[Work to be completed]: Identify and reproduce every line holding the string "description".
-- Begin Rows --
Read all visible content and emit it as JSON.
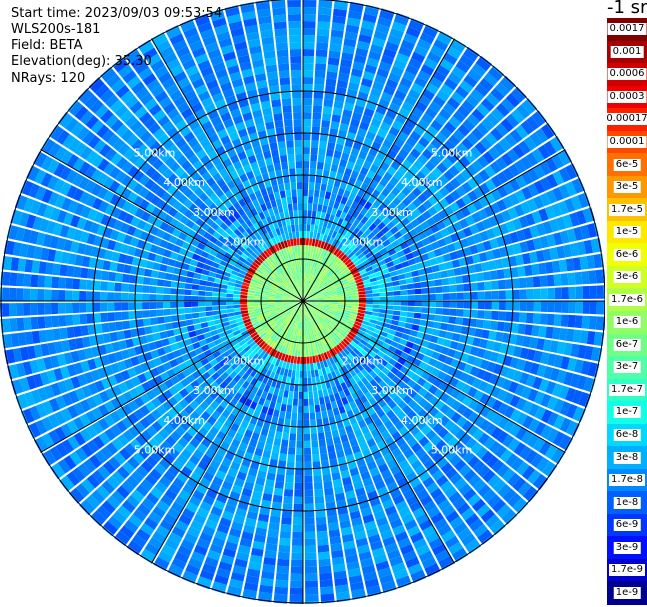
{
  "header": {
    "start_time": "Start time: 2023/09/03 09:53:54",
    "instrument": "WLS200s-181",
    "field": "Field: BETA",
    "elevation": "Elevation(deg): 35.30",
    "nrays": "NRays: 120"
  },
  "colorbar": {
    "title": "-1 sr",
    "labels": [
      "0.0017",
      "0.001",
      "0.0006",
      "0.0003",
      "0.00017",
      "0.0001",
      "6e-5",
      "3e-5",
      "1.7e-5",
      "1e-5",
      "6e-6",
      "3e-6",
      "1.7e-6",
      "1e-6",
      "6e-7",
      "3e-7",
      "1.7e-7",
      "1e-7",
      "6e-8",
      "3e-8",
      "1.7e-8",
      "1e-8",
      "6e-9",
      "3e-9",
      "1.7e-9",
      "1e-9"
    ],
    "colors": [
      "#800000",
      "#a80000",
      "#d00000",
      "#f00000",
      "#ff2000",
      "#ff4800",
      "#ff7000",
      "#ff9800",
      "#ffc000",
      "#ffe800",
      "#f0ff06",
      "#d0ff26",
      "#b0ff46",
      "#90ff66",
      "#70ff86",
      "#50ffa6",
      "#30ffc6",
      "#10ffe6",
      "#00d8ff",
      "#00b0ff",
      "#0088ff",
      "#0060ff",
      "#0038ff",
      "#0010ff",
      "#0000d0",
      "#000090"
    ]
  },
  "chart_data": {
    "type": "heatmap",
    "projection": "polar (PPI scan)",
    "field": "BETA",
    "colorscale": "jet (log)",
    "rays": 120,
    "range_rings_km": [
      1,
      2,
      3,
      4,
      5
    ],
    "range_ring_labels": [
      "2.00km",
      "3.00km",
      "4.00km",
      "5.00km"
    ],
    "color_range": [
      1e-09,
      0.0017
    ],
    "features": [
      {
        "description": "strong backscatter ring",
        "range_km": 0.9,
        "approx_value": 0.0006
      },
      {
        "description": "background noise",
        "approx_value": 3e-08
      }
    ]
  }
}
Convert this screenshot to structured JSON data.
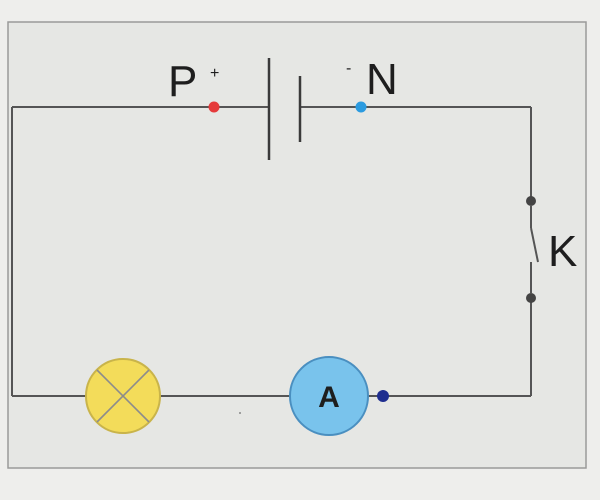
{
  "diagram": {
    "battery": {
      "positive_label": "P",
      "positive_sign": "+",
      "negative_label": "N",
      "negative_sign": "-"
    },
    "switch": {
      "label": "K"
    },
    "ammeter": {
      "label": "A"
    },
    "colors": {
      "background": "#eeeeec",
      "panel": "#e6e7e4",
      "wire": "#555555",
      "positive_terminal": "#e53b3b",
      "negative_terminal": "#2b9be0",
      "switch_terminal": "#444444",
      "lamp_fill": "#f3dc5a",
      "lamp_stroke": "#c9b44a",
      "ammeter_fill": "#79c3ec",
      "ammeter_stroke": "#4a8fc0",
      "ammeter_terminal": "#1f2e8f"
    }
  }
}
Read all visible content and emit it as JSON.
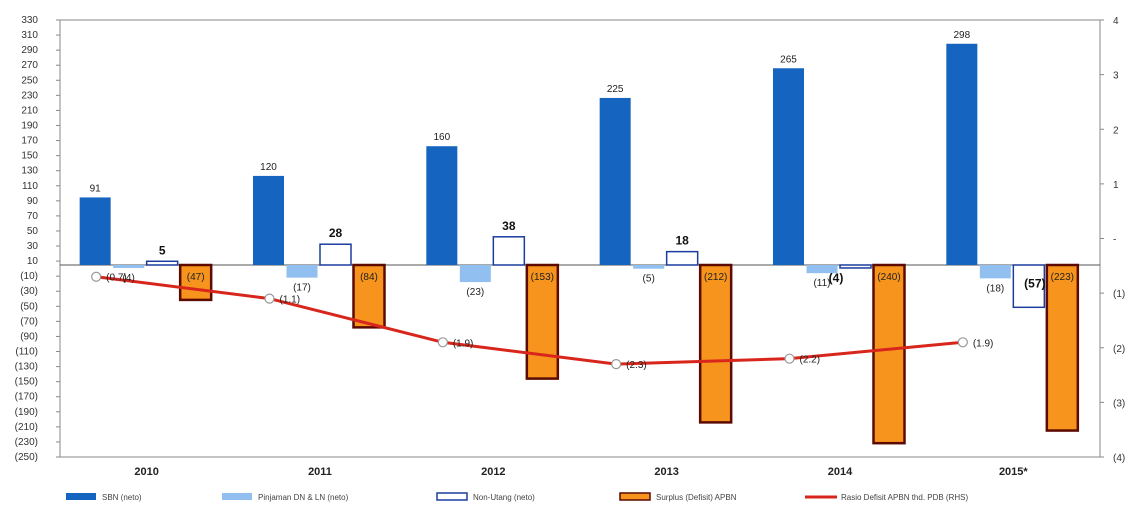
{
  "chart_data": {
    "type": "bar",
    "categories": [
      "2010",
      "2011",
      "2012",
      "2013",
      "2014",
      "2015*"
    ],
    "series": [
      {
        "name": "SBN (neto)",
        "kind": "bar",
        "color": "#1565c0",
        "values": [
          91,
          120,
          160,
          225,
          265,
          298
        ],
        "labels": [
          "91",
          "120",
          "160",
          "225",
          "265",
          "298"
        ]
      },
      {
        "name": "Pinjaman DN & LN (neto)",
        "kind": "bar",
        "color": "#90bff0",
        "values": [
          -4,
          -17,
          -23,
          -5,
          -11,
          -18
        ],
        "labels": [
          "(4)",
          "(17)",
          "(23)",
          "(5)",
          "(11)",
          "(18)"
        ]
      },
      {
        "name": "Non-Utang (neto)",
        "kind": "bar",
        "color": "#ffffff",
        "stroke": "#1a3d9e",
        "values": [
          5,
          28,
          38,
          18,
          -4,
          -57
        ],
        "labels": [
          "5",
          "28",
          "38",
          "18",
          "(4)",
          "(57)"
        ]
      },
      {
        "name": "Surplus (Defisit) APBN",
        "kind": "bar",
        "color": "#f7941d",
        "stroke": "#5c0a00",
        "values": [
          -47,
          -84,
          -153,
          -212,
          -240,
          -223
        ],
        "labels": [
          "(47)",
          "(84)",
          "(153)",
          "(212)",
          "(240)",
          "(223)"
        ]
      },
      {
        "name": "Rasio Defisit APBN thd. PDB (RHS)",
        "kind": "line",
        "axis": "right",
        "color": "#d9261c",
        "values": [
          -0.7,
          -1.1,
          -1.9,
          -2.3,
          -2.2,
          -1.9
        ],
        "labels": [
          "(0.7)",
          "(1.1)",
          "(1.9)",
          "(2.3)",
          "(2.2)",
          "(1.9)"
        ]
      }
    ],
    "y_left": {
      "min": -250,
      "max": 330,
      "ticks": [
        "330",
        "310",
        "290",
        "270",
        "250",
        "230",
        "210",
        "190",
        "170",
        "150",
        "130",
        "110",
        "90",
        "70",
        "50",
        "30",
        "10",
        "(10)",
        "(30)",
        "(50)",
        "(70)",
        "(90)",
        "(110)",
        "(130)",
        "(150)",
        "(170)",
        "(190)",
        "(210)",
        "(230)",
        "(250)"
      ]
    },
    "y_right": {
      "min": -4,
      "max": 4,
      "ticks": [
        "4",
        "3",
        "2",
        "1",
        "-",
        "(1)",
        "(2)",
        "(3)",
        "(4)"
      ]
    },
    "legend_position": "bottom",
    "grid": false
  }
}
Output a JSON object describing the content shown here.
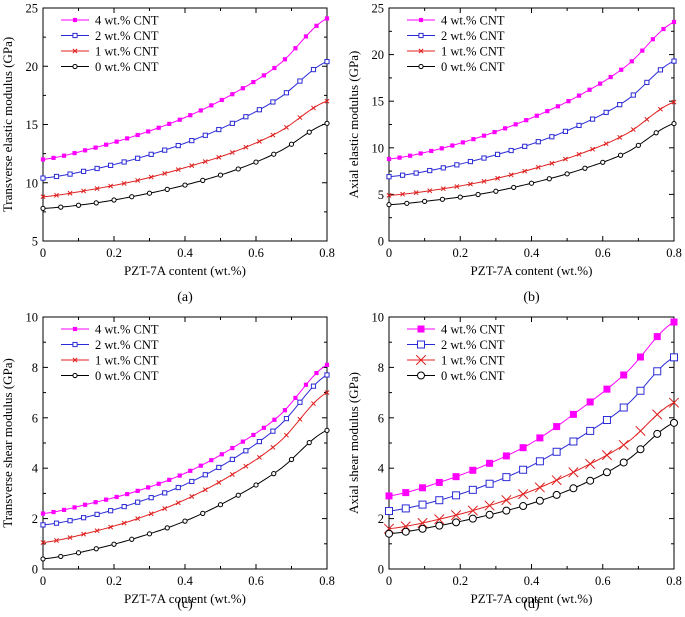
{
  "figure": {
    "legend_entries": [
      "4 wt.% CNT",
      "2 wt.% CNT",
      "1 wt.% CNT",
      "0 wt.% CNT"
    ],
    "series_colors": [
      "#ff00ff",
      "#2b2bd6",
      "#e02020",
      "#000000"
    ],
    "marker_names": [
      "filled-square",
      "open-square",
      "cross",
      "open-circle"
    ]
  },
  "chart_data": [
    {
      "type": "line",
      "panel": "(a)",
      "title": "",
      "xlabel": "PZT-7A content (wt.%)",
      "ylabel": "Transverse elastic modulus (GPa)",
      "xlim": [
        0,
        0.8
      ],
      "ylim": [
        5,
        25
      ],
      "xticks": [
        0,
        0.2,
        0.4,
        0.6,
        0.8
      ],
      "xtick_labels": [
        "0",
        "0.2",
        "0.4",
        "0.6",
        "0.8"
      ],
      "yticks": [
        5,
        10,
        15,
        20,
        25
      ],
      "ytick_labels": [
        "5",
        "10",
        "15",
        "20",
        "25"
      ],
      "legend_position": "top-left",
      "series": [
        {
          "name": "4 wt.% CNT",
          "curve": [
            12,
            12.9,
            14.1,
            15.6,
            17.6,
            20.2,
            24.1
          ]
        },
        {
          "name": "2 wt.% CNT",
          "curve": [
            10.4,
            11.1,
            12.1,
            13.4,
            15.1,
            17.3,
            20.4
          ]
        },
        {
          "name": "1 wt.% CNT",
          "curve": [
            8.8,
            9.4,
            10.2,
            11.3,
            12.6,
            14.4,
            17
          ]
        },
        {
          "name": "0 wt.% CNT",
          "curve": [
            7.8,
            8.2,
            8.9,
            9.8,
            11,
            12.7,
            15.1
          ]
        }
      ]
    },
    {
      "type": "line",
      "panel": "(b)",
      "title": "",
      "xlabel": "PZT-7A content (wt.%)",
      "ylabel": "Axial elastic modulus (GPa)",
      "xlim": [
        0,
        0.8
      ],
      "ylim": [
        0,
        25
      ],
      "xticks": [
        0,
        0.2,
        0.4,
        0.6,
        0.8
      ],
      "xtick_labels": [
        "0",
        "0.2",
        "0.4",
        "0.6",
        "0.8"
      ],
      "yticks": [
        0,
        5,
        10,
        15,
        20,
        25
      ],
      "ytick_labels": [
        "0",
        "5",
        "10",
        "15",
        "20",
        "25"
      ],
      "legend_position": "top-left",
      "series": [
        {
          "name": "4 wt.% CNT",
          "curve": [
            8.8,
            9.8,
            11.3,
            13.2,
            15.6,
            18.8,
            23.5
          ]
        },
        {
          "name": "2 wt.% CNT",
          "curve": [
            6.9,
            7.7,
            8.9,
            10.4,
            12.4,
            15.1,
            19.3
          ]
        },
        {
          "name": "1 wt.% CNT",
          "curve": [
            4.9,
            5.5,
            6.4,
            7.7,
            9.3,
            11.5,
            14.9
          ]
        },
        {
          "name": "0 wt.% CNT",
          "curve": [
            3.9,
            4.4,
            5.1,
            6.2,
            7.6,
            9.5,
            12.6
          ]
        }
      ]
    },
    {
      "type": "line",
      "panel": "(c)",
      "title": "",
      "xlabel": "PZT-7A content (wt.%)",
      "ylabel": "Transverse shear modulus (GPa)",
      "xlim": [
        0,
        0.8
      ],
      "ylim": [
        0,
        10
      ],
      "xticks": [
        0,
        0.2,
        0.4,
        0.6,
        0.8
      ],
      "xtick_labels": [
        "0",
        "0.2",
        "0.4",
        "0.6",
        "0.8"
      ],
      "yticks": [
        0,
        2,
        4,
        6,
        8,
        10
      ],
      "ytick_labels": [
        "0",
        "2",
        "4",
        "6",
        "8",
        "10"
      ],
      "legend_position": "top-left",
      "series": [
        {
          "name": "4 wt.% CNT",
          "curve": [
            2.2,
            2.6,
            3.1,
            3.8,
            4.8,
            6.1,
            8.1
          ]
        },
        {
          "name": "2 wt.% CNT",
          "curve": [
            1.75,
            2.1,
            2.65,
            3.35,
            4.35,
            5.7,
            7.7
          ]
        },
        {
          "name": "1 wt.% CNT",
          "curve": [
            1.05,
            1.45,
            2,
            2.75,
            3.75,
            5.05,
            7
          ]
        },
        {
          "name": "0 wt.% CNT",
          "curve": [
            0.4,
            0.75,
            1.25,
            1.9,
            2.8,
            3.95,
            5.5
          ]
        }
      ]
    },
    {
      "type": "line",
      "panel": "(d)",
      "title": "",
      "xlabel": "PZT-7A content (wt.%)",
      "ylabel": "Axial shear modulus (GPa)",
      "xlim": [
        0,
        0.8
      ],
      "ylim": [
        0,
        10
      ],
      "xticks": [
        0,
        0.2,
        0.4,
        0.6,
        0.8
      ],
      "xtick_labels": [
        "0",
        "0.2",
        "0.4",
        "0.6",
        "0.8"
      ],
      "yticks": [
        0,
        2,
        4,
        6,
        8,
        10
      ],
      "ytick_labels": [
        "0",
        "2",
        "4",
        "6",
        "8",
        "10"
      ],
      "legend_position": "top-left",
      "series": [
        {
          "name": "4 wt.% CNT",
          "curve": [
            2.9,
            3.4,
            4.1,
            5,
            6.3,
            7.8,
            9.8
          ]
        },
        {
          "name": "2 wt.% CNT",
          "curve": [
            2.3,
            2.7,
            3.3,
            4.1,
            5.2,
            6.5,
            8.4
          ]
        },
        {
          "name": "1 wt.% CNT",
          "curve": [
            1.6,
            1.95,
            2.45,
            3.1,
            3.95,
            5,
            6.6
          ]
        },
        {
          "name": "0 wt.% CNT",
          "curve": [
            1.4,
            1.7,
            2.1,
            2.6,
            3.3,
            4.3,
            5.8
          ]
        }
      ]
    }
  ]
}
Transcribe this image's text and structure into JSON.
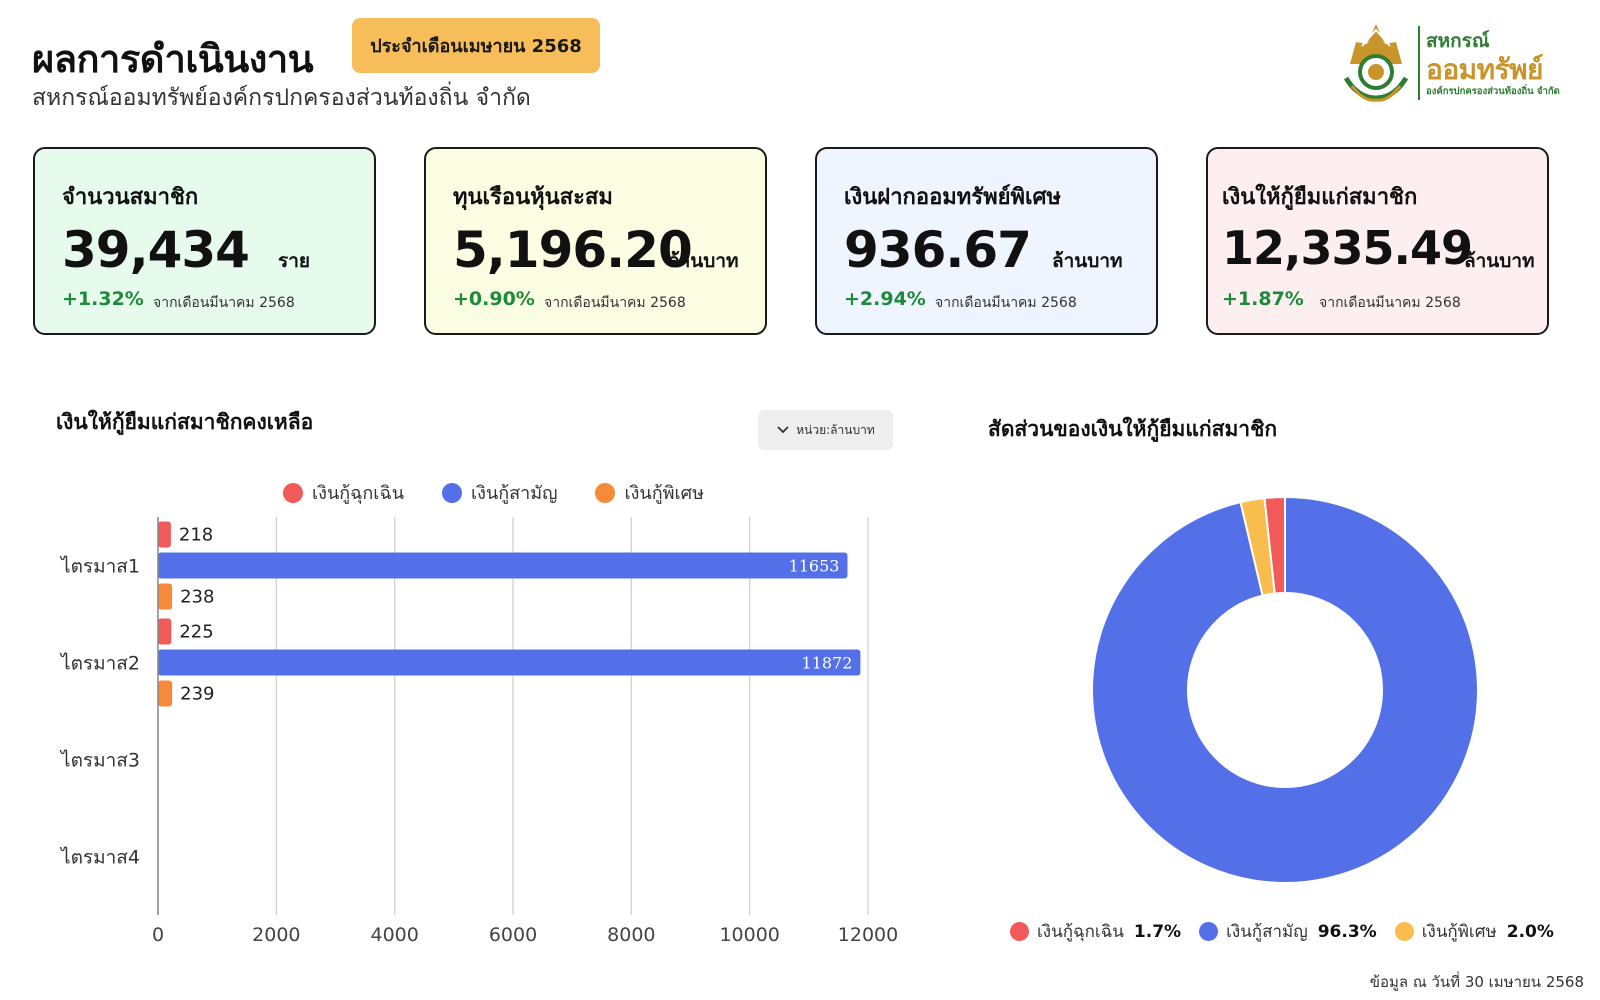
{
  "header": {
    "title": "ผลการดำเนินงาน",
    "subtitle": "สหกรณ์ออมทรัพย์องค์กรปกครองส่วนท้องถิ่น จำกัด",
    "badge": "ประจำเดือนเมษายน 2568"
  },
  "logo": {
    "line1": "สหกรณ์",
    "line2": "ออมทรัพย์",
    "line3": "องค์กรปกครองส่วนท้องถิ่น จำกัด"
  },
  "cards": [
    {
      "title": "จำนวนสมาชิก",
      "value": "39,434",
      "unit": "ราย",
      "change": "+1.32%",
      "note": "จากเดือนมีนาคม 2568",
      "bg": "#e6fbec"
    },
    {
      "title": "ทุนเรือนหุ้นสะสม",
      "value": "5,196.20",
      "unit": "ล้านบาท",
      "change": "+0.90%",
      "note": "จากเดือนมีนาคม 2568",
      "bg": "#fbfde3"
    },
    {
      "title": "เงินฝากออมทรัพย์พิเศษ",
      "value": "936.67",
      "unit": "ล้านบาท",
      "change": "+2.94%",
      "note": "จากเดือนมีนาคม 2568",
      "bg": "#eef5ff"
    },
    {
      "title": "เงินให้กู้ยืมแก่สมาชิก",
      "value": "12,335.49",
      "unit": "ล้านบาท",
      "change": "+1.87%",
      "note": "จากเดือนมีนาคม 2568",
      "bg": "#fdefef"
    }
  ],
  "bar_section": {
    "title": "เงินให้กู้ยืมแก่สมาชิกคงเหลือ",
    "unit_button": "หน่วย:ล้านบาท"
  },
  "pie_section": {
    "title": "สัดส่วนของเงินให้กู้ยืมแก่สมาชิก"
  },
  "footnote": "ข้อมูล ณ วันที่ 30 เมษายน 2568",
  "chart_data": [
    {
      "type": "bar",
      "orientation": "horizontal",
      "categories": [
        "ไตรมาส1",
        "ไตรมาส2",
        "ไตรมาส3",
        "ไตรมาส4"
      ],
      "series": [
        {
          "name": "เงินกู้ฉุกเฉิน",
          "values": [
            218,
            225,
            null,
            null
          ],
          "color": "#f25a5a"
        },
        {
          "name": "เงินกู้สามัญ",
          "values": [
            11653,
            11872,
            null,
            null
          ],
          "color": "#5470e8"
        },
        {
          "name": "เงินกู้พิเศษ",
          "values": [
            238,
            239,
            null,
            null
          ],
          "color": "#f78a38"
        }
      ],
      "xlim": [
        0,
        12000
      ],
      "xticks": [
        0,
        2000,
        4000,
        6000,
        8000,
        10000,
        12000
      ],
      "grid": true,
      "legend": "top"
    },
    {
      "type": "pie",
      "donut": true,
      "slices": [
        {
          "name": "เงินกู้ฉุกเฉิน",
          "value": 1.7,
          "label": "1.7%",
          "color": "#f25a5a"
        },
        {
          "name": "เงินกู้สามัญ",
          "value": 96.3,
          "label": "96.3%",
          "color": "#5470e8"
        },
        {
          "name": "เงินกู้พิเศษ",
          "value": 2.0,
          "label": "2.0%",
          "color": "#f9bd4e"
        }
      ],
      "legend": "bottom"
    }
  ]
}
-- End Rows --
[The completed task]:
        "description": "strong backscatter ring",
        "description": "background noise",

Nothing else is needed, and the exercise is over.